Exercise task: Copy out every line that contains "ylabel".

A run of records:
►

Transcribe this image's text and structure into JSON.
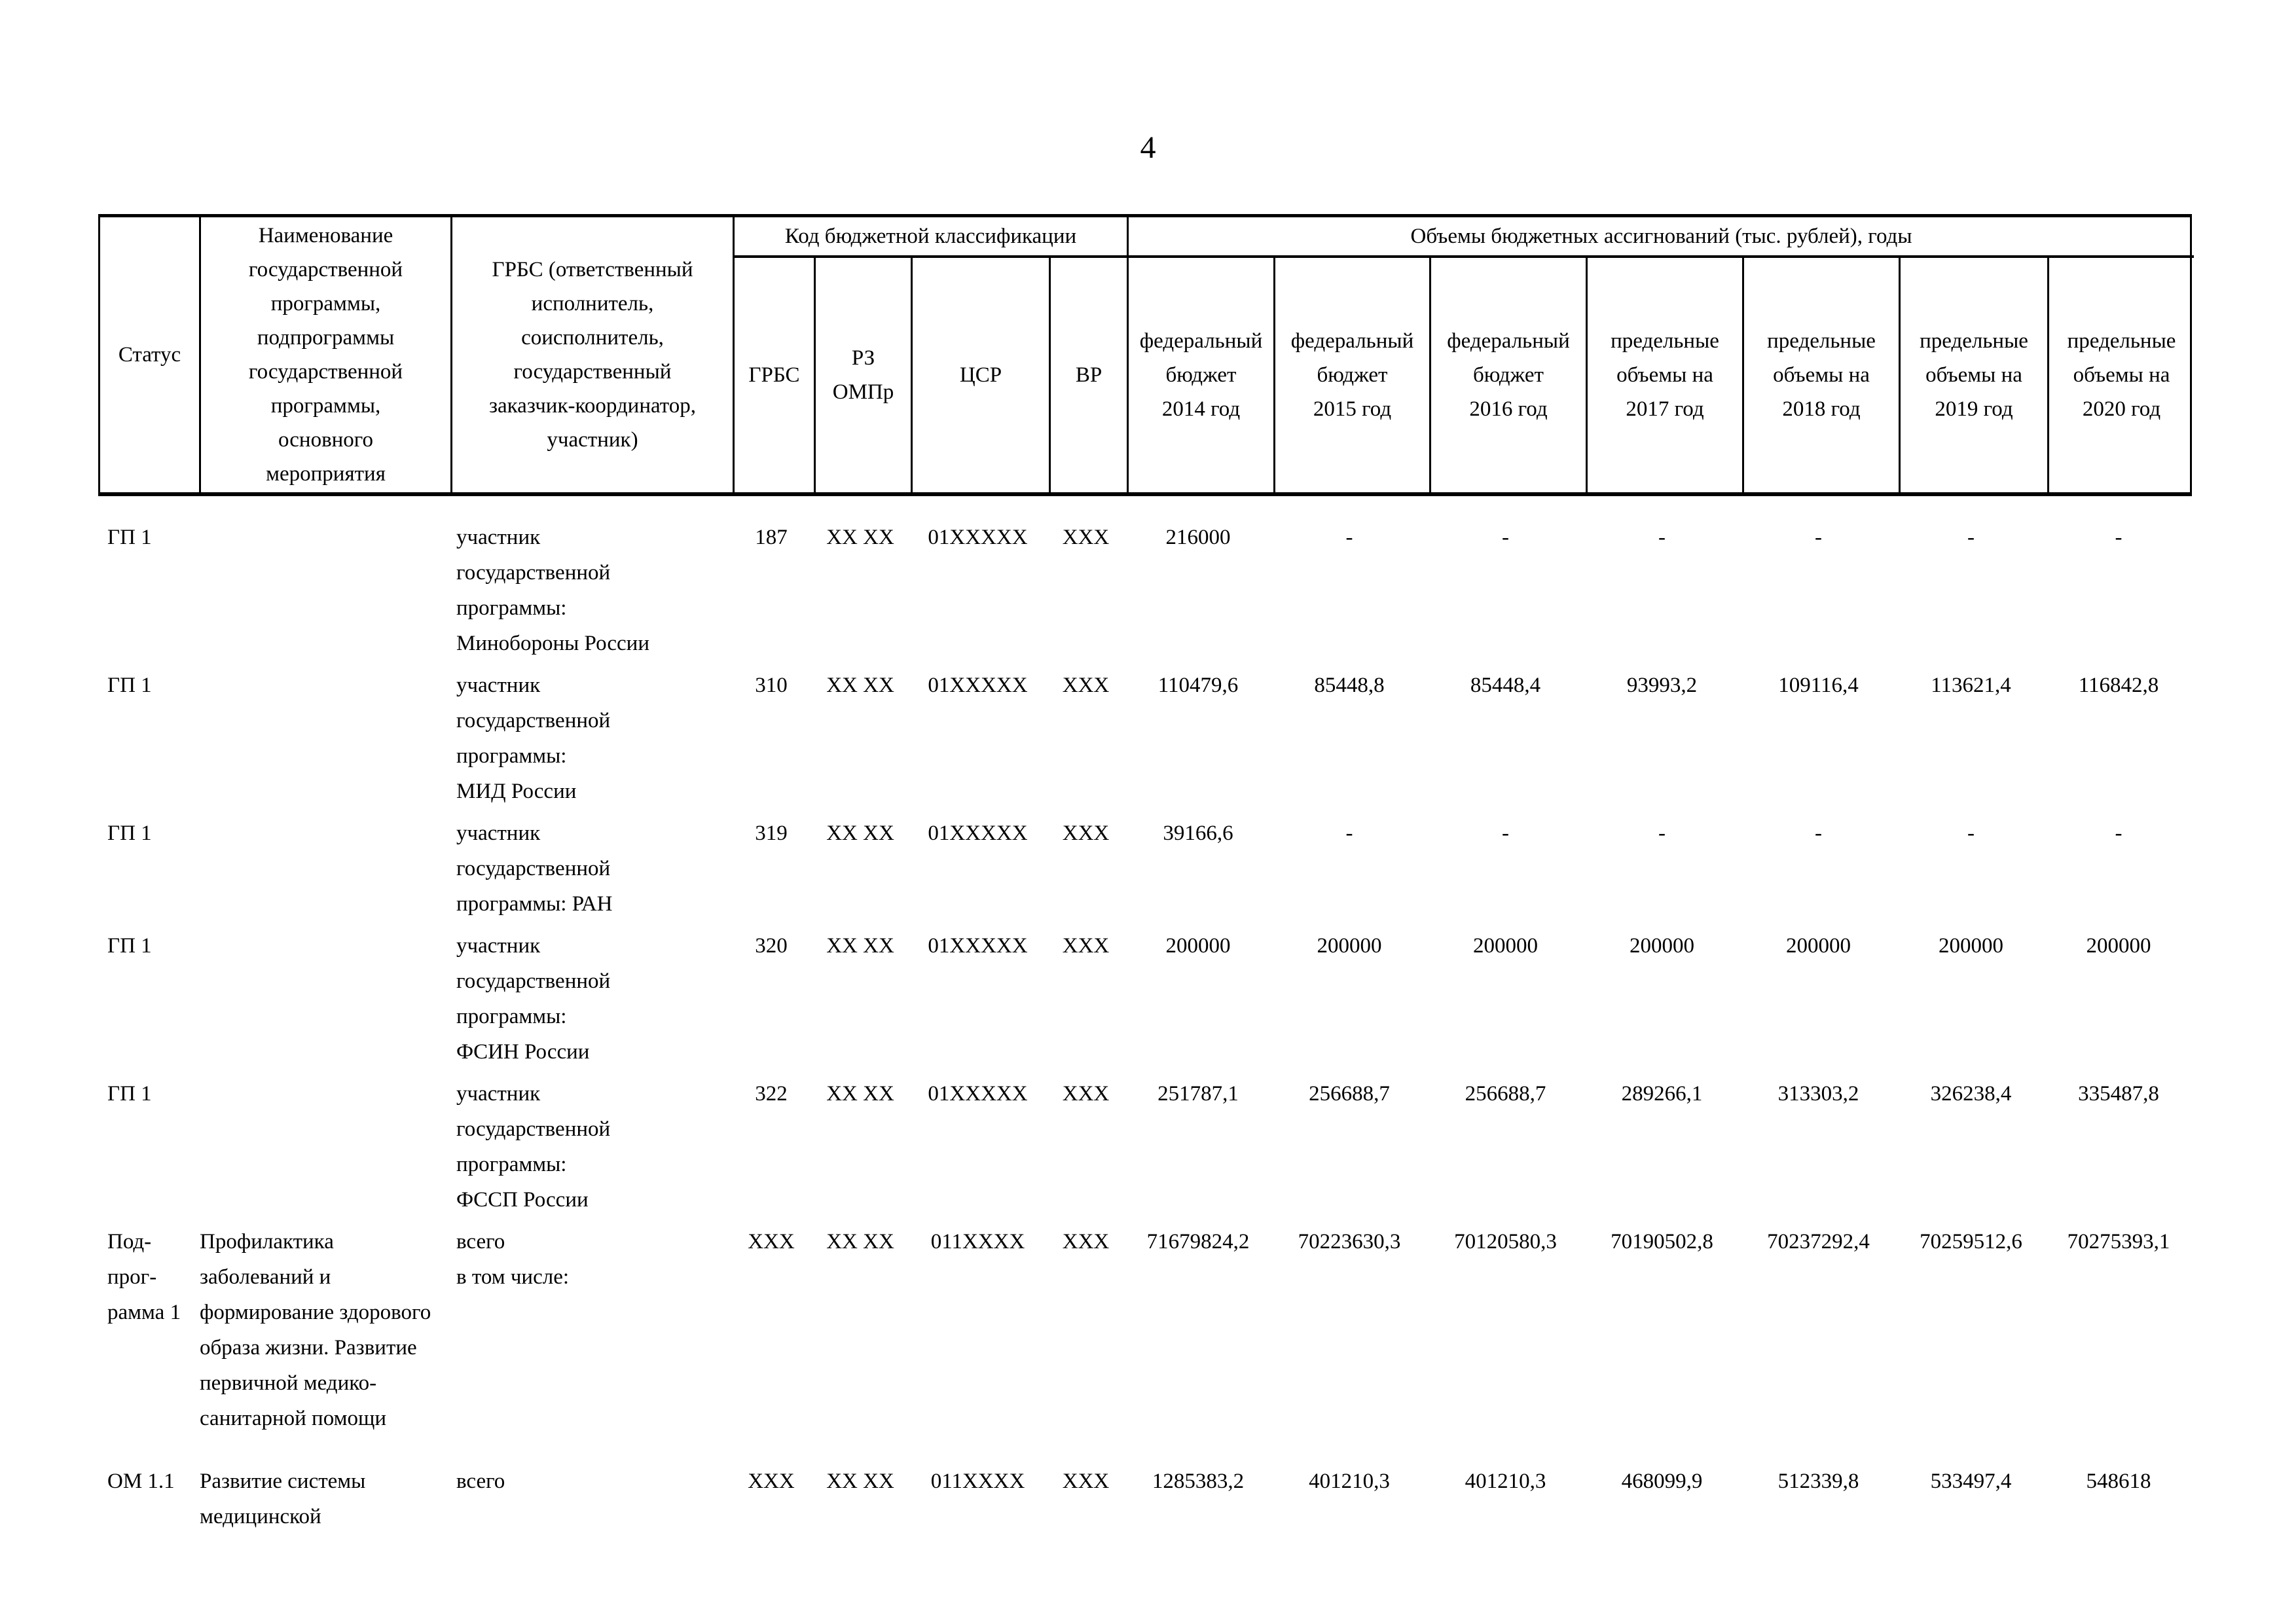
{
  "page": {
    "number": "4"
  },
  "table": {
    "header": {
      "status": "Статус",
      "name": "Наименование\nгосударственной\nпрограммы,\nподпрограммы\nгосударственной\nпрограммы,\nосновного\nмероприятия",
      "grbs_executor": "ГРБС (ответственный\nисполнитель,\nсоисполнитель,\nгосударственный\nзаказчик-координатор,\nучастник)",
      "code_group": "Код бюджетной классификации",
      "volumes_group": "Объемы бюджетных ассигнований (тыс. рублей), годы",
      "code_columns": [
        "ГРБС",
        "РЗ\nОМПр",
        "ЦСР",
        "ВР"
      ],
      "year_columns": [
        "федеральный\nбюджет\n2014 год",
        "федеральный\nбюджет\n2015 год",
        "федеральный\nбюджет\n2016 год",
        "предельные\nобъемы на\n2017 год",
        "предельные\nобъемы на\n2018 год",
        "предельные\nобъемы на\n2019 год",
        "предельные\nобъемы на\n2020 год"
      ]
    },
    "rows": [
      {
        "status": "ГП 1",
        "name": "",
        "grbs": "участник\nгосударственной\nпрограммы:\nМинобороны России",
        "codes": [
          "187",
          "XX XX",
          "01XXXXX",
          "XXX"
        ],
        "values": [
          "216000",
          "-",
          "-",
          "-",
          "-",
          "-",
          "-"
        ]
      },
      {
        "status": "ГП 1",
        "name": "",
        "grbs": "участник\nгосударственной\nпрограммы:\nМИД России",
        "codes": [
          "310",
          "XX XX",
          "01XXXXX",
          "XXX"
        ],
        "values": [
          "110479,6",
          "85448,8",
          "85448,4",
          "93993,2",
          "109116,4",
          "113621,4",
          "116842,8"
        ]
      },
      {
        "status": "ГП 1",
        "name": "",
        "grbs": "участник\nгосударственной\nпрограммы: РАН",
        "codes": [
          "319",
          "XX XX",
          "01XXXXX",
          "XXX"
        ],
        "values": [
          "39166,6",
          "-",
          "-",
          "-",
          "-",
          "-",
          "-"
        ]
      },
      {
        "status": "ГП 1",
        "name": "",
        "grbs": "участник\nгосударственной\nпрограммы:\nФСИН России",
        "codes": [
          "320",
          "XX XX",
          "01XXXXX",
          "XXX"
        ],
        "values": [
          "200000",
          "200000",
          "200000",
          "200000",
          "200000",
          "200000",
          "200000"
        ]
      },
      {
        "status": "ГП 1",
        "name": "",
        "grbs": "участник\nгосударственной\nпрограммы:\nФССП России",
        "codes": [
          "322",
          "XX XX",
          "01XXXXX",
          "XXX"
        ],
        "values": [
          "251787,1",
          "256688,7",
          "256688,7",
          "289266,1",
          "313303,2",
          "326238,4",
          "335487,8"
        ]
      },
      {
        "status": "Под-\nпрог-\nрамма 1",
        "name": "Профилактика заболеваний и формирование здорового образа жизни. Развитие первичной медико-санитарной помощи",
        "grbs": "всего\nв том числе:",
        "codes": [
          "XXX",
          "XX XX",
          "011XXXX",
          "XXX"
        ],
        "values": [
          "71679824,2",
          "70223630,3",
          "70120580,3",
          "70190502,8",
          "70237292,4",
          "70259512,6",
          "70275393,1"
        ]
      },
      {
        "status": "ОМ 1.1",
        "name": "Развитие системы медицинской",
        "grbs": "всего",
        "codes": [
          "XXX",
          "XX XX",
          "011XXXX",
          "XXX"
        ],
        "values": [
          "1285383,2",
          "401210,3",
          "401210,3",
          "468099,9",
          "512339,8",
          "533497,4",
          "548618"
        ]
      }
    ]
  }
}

◄
►

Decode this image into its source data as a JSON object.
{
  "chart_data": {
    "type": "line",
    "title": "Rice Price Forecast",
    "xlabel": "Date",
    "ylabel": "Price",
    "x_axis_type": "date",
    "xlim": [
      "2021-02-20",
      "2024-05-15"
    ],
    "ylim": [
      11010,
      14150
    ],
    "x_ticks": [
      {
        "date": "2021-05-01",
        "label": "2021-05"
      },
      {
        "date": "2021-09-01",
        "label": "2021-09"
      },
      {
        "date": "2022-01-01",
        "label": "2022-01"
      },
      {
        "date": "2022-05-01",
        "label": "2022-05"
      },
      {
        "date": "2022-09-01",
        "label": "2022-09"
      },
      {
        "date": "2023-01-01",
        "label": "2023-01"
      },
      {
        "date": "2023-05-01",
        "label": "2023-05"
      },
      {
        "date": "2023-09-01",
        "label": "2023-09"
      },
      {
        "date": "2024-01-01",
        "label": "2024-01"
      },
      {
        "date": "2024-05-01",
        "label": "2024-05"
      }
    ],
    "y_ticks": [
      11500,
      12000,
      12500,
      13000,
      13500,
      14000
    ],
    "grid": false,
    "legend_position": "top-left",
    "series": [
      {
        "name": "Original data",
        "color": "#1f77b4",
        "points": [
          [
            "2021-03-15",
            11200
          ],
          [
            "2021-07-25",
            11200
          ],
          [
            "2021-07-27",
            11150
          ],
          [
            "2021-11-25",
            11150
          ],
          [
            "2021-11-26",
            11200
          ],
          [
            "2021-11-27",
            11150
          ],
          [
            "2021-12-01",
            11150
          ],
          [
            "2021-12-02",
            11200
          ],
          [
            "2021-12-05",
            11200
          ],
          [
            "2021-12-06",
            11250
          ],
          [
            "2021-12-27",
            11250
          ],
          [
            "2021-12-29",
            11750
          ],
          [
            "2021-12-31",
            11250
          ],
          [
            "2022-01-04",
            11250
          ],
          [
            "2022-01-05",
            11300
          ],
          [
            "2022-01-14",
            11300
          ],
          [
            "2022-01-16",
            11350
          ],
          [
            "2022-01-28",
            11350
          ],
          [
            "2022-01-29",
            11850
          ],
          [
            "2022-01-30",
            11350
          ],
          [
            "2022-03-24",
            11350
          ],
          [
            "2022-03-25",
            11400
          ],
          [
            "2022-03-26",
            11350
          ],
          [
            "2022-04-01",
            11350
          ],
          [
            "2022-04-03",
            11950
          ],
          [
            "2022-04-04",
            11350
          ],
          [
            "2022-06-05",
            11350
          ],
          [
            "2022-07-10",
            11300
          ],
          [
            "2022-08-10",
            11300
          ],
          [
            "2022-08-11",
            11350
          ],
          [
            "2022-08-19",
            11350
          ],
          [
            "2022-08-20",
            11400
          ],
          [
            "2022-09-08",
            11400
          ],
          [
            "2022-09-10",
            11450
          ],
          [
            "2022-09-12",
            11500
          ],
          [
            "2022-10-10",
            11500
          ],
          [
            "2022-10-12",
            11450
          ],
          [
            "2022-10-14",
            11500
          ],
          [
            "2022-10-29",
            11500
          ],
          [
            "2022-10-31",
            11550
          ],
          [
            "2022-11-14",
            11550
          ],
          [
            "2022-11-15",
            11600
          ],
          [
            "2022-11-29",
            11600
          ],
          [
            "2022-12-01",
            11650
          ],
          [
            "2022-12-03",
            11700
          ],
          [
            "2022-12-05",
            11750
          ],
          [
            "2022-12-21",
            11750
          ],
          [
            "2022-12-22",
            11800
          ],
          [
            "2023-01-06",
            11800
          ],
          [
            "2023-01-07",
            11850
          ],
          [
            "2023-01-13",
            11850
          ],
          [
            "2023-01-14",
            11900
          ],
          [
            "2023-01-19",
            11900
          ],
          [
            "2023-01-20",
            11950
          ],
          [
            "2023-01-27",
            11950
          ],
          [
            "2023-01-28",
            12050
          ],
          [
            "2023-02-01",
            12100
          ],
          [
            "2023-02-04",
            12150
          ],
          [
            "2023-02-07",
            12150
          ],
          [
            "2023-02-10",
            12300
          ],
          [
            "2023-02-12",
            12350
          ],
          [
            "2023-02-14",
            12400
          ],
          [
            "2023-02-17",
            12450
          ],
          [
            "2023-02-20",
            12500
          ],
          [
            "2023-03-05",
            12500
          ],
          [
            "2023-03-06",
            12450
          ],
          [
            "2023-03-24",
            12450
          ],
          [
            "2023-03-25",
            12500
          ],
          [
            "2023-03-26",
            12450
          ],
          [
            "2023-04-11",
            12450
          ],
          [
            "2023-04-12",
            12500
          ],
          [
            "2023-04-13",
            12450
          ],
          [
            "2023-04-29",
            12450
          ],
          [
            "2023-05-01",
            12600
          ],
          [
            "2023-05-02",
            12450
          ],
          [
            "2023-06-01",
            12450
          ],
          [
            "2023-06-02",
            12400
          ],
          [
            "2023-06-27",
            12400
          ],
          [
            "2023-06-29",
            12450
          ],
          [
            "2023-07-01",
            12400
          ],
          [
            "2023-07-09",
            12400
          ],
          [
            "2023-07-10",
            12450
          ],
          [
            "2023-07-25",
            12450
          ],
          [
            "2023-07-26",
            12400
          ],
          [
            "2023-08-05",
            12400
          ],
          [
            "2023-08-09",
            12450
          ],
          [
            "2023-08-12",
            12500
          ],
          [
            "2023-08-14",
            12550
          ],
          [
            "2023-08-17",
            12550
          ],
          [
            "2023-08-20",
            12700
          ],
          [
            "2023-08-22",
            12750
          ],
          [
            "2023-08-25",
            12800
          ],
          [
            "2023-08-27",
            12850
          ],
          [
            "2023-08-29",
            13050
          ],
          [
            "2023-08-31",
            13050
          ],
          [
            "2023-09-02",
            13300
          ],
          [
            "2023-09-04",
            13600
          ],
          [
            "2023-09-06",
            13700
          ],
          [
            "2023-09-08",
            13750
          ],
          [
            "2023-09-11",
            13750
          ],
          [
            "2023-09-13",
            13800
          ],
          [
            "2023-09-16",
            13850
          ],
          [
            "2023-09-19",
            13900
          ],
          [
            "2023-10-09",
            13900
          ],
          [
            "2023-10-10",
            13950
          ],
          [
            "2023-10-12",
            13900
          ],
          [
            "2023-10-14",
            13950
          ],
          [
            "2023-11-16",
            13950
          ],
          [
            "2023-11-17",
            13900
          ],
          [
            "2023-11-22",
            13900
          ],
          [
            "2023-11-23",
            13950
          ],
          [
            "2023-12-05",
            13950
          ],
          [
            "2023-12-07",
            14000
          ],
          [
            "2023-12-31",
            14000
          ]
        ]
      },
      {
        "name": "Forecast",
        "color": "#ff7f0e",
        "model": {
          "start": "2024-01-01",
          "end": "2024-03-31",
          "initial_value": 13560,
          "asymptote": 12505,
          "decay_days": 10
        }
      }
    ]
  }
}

◄
►

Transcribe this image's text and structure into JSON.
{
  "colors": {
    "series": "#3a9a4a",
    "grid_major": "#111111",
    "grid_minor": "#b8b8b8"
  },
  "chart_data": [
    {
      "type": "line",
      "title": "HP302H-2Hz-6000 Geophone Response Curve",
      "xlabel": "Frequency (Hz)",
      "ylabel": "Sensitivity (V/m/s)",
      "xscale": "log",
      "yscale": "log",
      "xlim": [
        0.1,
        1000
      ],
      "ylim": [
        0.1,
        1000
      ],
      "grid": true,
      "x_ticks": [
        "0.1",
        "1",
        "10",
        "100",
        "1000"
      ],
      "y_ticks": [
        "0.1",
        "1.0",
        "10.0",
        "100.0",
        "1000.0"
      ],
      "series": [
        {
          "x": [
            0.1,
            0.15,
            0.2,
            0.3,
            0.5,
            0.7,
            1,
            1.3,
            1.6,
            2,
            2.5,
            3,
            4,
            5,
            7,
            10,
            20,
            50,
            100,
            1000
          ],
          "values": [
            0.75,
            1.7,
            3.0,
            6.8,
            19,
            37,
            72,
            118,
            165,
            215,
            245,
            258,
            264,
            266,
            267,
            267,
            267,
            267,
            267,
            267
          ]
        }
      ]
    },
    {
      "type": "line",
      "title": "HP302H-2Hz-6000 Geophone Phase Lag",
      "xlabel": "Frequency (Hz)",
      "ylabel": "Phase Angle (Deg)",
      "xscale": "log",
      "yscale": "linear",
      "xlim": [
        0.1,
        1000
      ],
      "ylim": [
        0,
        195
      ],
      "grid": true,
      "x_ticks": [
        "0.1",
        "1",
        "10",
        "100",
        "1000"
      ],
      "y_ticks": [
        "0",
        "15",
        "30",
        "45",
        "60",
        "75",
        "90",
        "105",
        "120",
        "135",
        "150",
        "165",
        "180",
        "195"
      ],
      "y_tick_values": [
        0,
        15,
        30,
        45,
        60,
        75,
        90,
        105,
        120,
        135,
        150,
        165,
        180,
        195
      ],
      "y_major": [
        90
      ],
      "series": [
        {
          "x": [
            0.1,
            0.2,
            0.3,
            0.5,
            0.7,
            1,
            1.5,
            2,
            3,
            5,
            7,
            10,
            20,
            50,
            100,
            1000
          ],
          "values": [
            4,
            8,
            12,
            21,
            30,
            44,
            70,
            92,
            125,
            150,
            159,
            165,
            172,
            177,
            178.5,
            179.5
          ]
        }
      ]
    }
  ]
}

◄

Solution:
    "ylabel": "Price",
      "ylabel": "Sensitivity (V/m/s)",
      "ylabel": "Phase Angle (Deg)",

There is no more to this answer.